• _The problem_
Copy each line below in which the string "nStock" occurs.

• _Records that describe figures_
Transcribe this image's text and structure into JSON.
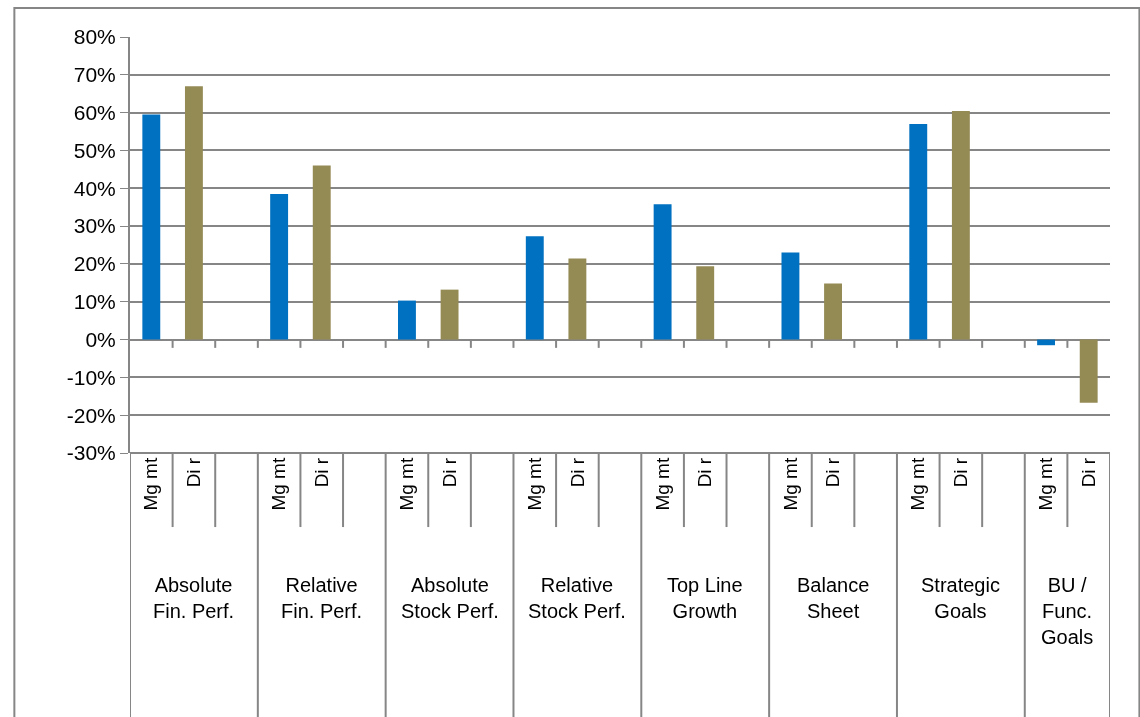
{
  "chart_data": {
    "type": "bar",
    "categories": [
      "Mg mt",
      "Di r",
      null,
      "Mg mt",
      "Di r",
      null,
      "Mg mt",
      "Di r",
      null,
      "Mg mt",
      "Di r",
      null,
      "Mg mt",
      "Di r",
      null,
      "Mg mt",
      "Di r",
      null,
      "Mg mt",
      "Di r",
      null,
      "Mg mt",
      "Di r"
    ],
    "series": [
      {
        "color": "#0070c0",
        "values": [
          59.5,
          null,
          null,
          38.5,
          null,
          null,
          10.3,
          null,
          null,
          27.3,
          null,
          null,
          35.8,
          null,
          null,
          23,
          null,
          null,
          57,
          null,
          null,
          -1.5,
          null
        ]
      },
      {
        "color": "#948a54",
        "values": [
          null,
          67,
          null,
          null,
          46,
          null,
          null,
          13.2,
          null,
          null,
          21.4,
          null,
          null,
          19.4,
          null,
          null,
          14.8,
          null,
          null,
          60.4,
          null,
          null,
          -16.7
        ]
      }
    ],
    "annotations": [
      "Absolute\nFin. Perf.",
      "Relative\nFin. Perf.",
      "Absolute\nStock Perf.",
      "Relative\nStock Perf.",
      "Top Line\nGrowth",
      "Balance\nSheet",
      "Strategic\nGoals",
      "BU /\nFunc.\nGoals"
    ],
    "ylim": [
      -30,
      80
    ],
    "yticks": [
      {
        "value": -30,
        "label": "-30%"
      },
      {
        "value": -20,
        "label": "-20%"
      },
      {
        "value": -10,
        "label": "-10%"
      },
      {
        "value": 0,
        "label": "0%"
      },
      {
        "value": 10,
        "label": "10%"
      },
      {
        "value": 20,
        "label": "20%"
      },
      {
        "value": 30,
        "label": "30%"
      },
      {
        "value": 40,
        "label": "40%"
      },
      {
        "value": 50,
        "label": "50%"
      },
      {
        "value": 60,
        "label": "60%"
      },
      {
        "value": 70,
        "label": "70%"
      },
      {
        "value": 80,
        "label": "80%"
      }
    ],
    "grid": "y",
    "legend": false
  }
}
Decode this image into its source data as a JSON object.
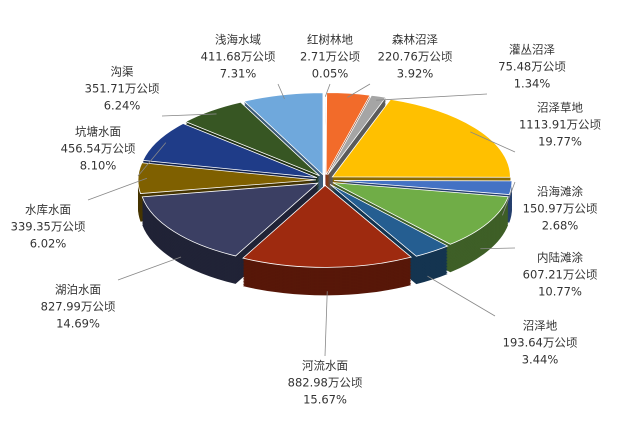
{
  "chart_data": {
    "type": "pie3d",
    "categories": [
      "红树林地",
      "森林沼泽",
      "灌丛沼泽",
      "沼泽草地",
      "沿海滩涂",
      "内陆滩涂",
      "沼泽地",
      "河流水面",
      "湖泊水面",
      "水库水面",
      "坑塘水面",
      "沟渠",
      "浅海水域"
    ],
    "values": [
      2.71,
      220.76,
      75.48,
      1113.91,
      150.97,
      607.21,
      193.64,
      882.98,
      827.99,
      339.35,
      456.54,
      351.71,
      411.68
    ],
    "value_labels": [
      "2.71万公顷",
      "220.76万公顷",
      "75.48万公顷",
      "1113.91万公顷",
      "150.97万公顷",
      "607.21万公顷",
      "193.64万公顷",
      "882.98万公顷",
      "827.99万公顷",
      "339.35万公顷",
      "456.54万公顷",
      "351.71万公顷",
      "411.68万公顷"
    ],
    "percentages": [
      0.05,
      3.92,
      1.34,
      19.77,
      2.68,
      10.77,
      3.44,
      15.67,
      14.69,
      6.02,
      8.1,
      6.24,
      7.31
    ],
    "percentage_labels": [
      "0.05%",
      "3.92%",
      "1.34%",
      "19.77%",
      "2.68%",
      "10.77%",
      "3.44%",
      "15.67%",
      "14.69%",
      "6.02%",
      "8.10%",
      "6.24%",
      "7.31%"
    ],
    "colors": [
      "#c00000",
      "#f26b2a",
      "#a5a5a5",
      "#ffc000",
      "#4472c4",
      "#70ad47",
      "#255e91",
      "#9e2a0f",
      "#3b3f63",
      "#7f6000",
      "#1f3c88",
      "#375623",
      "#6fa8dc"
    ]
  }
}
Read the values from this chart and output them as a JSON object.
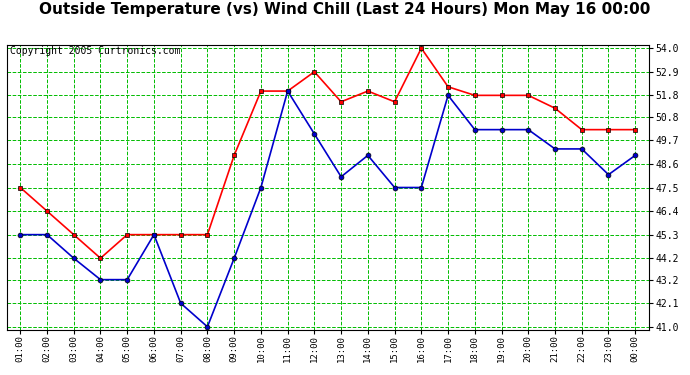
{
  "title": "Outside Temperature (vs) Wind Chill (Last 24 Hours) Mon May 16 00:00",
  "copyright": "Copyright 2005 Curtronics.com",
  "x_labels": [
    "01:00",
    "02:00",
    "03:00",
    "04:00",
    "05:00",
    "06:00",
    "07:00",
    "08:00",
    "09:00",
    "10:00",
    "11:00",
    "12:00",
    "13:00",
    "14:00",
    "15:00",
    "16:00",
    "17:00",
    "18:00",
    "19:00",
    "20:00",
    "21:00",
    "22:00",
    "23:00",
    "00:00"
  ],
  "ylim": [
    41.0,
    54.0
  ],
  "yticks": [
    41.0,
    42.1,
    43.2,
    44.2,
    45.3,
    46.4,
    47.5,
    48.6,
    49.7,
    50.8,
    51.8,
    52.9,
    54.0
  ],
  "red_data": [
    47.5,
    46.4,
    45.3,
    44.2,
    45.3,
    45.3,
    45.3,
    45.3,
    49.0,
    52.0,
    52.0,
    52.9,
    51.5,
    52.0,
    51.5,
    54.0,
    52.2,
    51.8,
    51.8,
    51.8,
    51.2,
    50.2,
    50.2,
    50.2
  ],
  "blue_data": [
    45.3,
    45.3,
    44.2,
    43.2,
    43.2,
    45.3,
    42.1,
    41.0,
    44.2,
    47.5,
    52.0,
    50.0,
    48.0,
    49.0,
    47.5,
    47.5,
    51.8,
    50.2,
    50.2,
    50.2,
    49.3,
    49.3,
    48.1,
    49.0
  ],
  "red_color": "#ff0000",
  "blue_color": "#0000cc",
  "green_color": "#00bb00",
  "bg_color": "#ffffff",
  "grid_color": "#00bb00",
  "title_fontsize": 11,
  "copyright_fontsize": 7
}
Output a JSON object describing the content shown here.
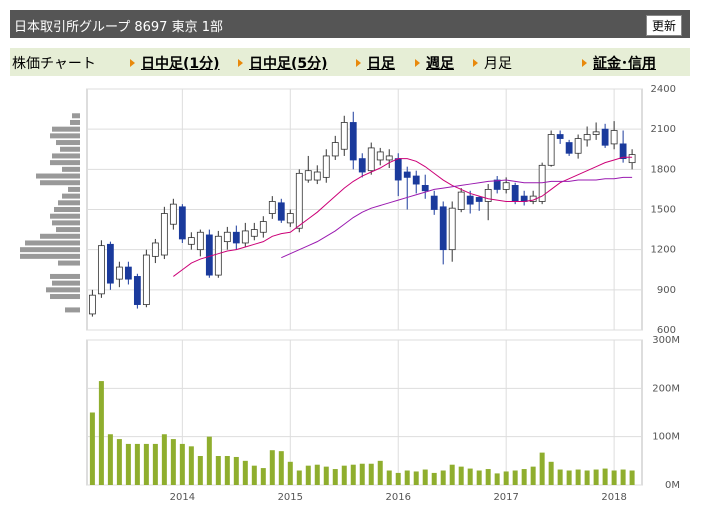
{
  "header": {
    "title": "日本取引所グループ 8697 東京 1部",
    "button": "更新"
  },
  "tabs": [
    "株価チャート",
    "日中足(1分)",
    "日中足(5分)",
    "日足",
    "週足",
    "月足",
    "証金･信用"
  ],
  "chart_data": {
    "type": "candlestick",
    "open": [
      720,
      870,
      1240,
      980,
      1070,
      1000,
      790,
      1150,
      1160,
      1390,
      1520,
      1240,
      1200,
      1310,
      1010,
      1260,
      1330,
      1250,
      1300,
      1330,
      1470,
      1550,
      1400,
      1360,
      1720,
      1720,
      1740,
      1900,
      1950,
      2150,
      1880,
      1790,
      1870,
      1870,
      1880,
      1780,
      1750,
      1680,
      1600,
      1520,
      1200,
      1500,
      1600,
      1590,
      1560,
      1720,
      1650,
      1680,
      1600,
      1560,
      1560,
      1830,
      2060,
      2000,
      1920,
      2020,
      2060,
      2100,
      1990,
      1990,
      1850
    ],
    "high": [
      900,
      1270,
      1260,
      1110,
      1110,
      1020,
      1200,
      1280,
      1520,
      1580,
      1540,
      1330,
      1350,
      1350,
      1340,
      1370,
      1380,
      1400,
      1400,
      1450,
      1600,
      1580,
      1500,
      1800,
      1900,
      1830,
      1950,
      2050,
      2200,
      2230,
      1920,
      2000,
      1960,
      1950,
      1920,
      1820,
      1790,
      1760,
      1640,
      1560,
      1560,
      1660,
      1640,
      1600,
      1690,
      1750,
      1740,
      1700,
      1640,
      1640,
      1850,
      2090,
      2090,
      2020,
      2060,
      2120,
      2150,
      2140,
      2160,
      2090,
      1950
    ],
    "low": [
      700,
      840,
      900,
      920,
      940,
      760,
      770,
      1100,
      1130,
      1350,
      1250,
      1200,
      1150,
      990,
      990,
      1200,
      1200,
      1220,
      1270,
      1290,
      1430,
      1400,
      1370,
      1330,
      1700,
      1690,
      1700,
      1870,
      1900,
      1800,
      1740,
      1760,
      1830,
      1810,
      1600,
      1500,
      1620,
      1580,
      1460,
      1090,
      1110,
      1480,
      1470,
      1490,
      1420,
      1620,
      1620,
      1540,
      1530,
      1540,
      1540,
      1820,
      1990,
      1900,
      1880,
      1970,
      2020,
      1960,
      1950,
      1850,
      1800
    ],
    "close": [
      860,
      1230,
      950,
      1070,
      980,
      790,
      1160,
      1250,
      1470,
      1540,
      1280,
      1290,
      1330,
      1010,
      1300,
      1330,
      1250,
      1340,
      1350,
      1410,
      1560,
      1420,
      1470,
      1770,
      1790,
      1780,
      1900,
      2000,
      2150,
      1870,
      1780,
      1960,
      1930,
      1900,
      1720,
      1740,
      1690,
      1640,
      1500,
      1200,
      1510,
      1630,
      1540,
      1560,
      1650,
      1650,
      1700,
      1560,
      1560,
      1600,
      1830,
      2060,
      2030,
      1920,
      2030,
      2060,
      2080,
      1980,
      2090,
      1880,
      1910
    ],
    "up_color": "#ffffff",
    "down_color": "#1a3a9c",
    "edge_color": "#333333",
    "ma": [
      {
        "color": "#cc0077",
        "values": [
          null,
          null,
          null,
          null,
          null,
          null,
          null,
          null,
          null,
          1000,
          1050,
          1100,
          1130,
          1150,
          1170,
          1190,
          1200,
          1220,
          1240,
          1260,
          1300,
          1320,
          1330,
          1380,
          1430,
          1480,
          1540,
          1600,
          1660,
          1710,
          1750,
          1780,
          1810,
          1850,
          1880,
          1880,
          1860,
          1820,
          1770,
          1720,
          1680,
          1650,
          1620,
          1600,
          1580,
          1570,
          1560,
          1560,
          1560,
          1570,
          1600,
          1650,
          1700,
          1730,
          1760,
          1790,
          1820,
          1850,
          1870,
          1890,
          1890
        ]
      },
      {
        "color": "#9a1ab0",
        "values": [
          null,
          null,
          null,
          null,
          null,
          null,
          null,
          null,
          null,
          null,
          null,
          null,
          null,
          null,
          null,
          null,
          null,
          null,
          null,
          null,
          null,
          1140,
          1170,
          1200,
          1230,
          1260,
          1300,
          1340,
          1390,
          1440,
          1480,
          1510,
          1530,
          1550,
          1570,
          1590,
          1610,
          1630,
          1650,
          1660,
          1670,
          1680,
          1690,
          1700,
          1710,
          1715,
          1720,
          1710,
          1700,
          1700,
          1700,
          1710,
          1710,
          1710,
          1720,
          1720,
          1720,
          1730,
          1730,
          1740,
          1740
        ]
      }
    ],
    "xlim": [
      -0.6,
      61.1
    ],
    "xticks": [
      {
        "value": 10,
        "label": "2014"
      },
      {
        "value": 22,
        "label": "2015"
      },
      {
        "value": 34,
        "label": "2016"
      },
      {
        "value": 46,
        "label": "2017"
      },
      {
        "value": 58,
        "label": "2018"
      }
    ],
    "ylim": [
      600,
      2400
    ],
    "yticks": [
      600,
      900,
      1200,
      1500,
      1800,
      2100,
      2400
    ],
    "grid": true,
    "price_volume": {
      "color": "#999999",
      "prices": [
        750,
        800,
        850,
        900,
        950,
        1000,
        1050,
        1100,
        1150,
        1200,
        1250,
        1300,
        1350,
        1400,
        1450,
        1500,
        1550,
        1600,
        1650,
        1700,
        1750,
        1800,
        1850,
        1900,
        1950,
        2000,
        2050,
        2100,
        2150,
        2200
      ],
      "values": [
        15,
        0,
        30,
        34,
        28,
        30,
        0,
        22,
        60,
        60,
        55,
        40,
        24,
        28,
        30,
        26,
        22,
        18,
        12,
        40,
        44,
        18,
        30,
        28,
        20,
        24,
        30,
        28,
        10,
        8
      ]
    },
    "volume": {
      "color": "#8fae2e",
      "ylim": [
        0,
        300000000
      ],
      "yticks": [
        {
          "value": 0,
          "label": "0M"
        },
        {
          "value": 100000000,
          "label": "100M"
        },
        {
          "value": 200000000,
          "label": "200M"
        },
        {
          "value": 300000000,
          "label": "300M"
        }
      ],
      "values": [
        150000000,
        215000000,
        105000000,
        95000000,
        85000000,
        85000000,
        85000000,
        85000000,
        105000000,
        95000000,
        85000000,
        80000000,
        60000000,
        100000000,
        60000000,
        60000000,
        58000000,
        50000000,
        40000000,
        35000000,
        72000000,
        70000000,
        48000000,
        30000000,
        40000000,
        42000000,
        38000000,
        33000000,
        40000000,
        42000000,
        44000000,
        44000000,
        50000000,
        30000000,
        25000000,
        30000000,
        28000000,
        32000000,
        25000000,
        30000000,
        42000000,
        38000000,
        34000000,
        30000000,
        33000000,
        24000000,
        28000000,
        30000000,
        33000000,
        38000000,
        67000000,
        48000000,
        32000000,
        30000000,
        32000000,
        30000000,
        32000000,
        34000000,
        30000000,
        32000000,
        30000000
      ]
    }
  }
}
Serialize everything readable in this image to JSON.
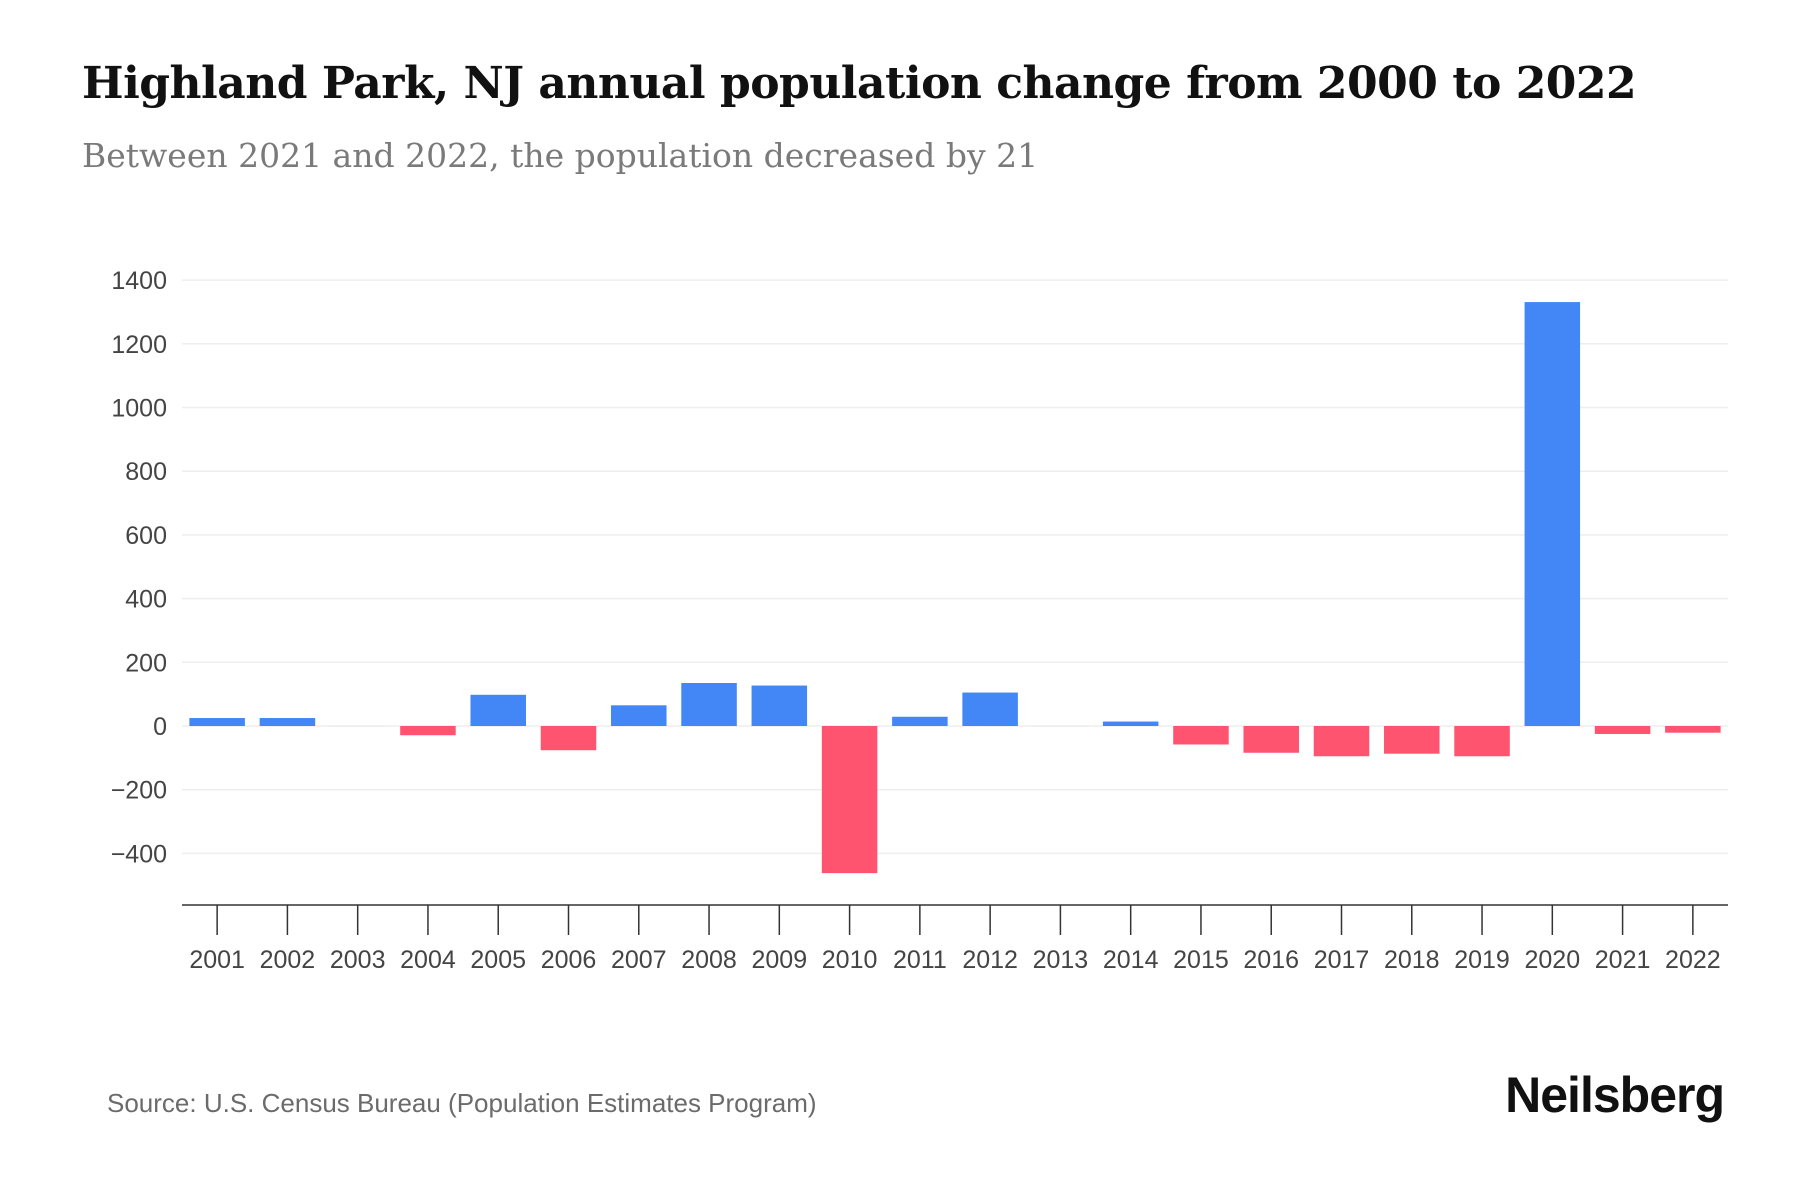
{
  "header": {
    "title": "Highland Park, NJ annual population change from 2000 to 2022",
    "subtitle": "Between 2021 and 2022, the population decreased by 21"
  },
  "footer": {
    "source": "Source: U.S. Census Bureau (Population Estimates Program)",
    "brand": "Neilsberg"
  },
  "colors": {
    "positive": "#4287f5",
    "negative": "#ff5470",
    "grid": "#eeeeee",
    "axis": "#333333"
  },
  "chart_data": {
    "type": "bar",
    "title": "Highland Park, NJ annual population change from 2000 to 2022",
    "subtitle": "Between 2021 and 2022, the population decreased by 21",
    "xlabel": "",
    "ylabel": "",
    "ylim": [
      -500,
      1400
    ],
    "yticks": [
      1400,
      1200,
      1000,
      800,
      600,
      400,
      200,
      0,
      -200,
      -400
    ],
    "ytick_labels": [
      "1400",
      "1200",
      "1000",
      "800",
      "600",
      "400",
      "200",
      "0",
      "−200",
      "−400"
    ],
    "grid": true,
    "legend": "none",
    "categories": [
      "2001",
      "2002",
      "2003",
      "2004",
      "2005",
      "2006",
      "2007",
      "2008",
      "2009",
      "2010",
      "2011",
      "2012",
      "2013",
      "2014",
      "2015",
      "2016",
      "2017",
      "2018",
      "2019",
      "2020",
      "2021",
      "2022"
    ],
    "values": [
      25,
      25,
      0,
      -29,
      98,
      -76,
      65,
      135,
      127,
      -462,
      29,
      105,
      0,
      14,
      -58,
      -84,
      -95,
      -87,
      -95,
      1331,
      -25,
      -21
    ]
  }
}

• _Answer to the exercise_
      "Absolute\nStock Perf.",
      "Relative\nStock Perf.",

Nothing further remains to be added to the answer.